Data supplied:
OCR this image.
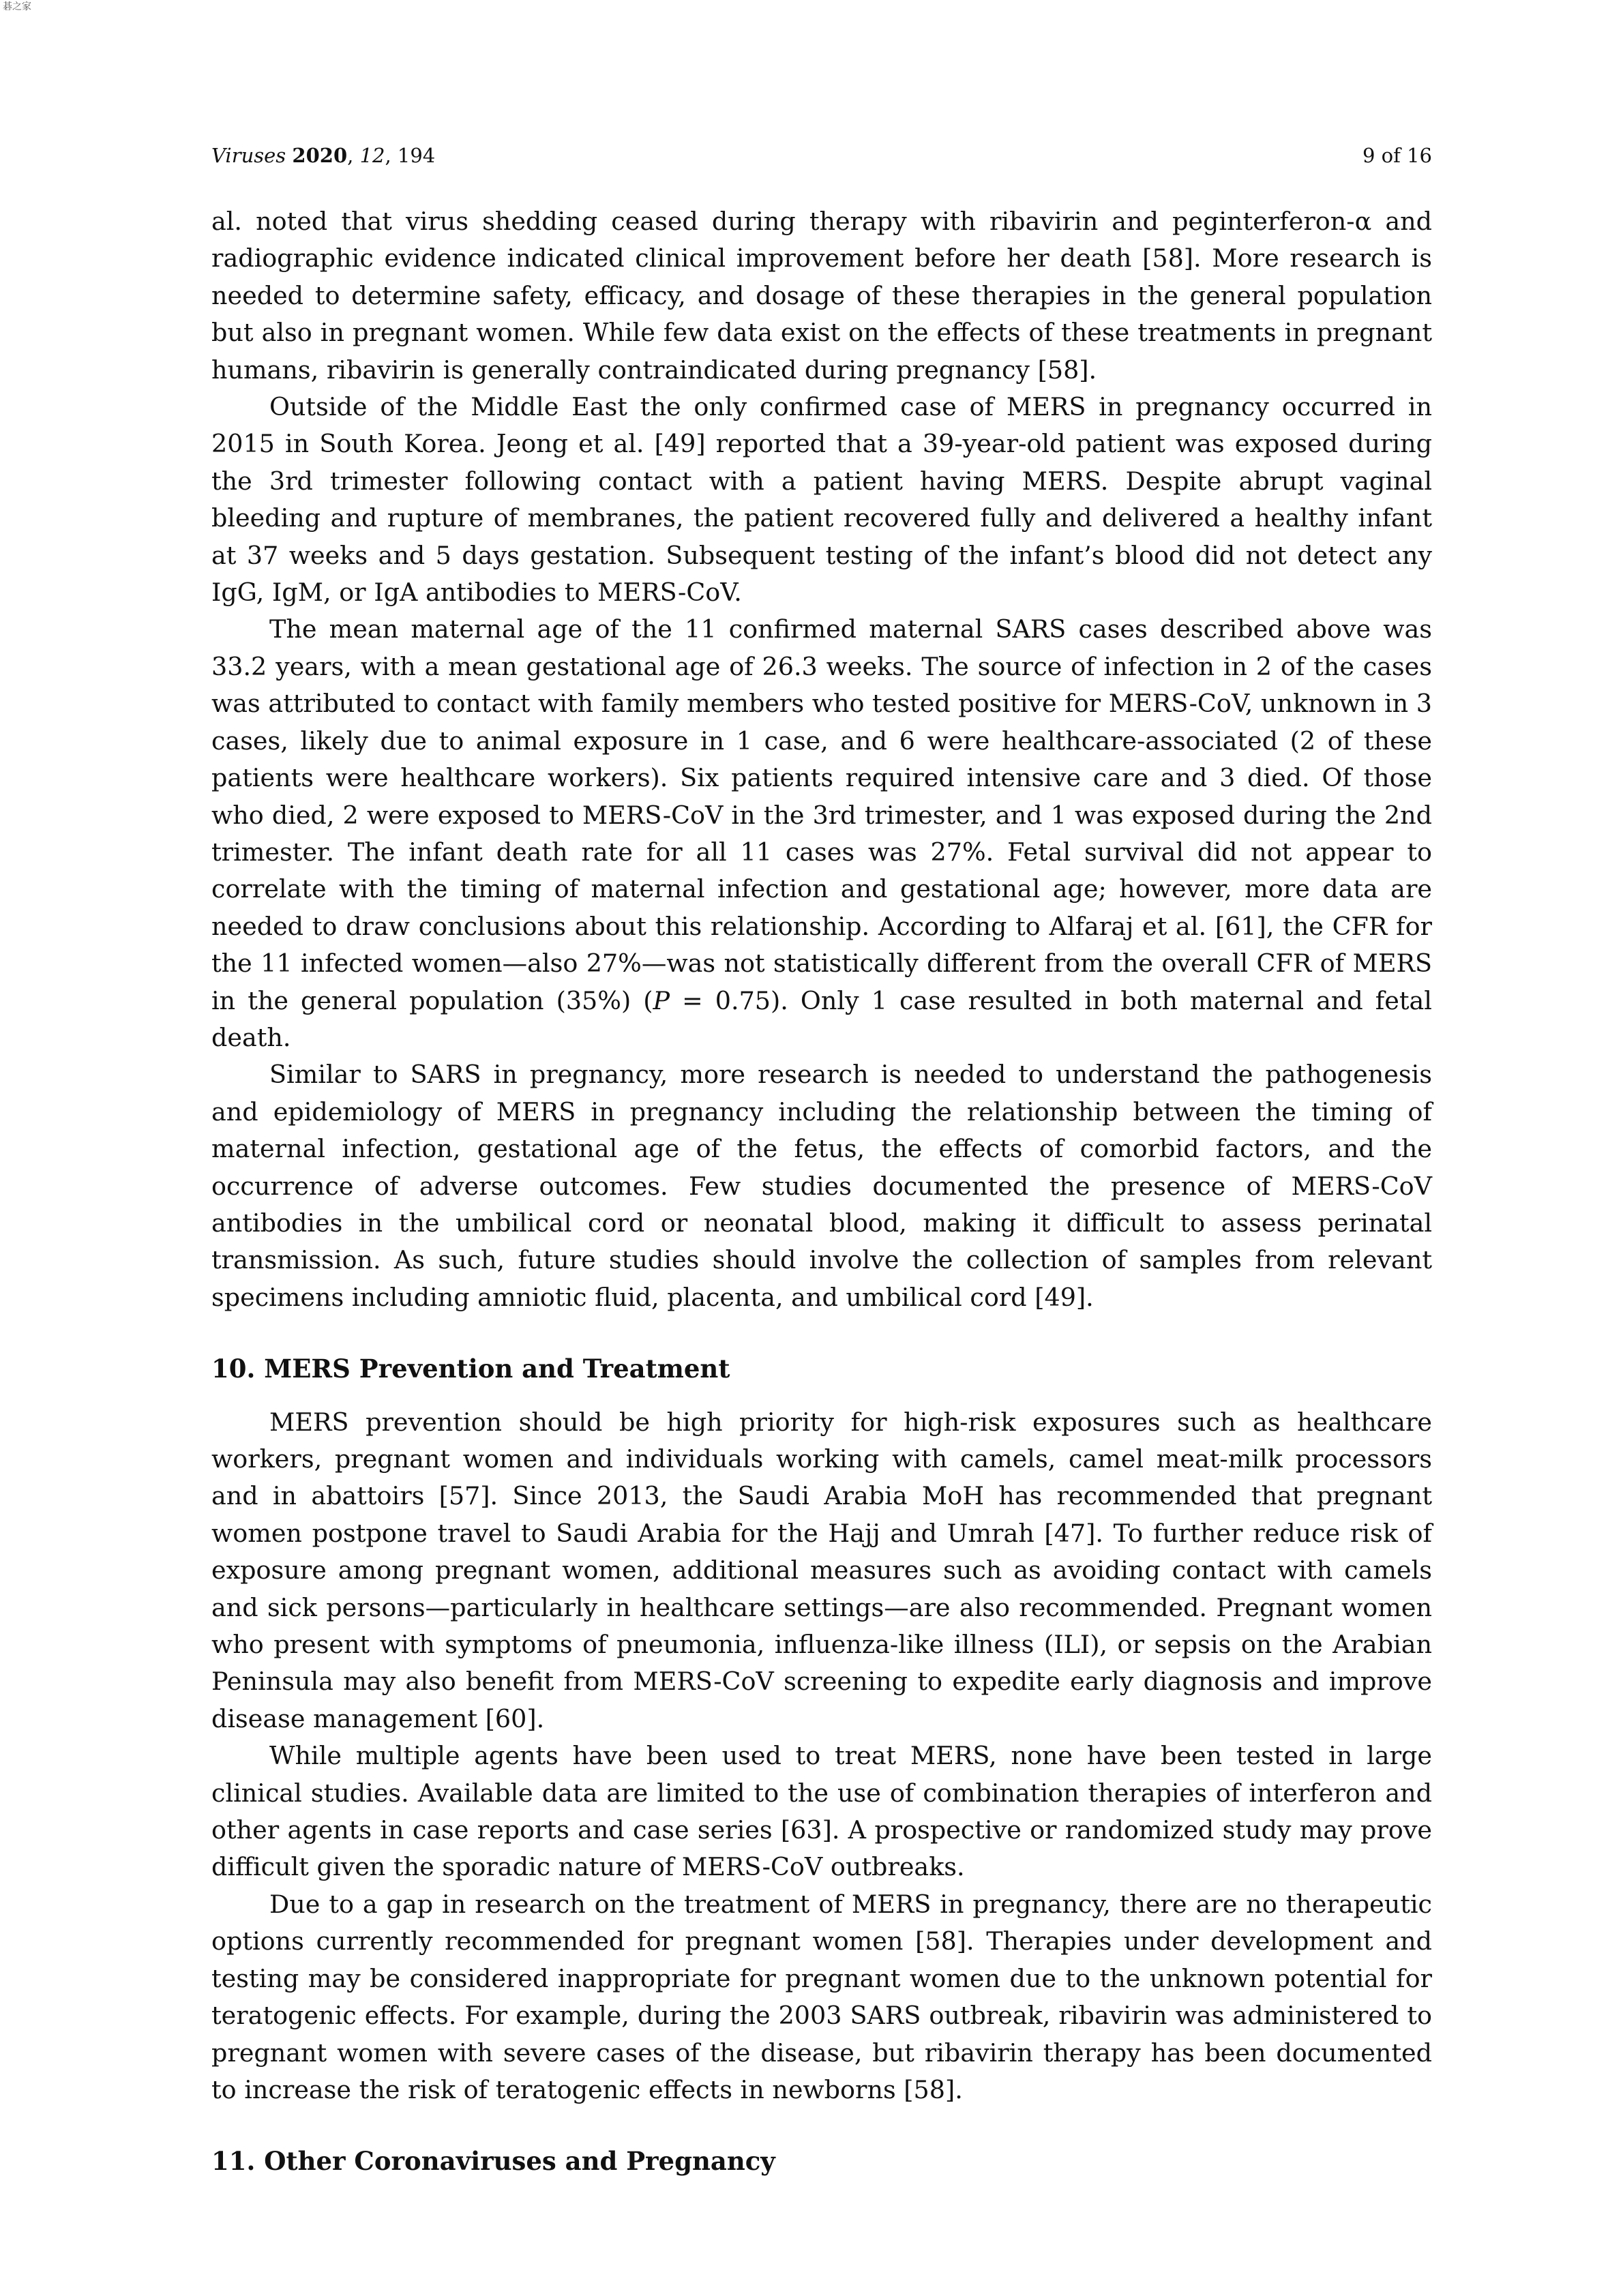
碁之家
Viruses 2020, 12, 194	9 of 16

al. noted that virus shedding ceased during therapy with ribavirin and peginterferon-α and radiographic evidence indicated clinical improvement before her death [58]. More research is needed to determine safety, efficacy, and dosage of these therapies in the general population but also in pregnant women. While few data exist on the effects of these treatments in pregnant humans, ribavirin is generally contraindicated during pregnancy [58].

Outside of the Middle East the only confirmed case of MERS in pregnancy occurred in 2015 in South Korea. Jeong et al. [49] reported that a 39-year-old patient was exposed during the 3rd trimester following contact with a patient having MERS. Despite abrupt vaginal bleeding and rupture of membranes, the patient recovered fully and delivered a healthy infant at 37 weeks and 5 days gestation. Subsequent testing of the infant’s blood did not detect any IgG, IgM, or IgA antibodies to MERS-CoV.

The mean maternal age of the 11 confirmed maternal SARS cases described above was 33.2 years, with a mean gestational age of 26.3 weeks. The source of infection in 2 of the cases was attributed to contact with family members who tested positive for MERS-CoV, unknown in 3 cases, likely due to animal exposure in 1 case, and 6 were healthcare-associated (2 of these patients were healthcare workers). Six patients required intensive care and 3 died. Of those who died, 2 were exposed to MERS-CoV in the 3rd trimester, and 1 was exposed during the 2nd trimester. The infant death rate for all 11 cases was 27%. Fetal survival did not appear to correlate with the timing of maternal infection and gestational age; however, more data are needed to draw conclusions about this relationship. According to Alfaraj et al. [61], the CFR for the 11 infected women—also 27%—was not statistically different from the overall CFR of MERS in the general population (35%) (P = 0.75). Only 1 case resulted in both maternal and fetal death.

Similar to SARS in pregnancy, more research is needed to understand the pathogenesis and epidemiology of MERS in pregnancy including the relationship between the timing of maternal infection, gestational age of the fetus, the effects of comorbid factors, and the occurrence of adverse outcomes. Few studies documented the presence of MERS-CoV antibodies in the umbilical cord or neonatal blood, making it difficult to assess perinatal transmission. As such, future studies should involve the collection of samples from relevant specimens including amniotic fluid, placenta, and umbilical cord [49].

10. MERS Prevention and Treatment

MERS prevention should be high priority for high-risk exposures such as healthcare workers, pregnant women and individuals working with camels, camel meat-milk processors and in abattoirs [57]. Since 2013, the Saudi Arabia MoH has recommended that pregnant women postpone travel to Saudi Arabia for the Hajj and Umrah [47]. To further reduce risk of exposure among pregnant women, additional measures such as avoiding contact with camels and sick persons—particularly in healthcare settings—are also recommended. Pregnant women who present with symptoms of pneumonia, influenza-like illness (ILI), or sepsis on the Arabian Peninsula may also benefit from MERS-CoV screening to expedite early diagnosis and improve disease management [60].

While multiple agents have been used to treat MERS, none have been tested in large clinical studies. Available data are limited to the use of combination therapies of interferon and other agents in case reports and case series [63]. A prospective or randomized study may prove difficult given the sporadic nature of MERS-CoV outbreaks.

Due to a gap in research on the treatment of MERS in pregnancy, there are no therapeutic options currently recommended for pregnant women [58]. Therapies under development and testing may be considered inappropriate for pregnant women due to the unknown potential for teratogenic effects. For example, during the 2003 SARS outbreak, ribavirin was administered to pregnant women with severe cases of the disease, but ribavirin therapy has been documented to increase the risk of teratogenic effects in newborns [58].

11. Other Coronaviruses and Pregnancy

Work request:
Provide the number of lines in the entries that include "population", and no other text.

Answer to this task:
2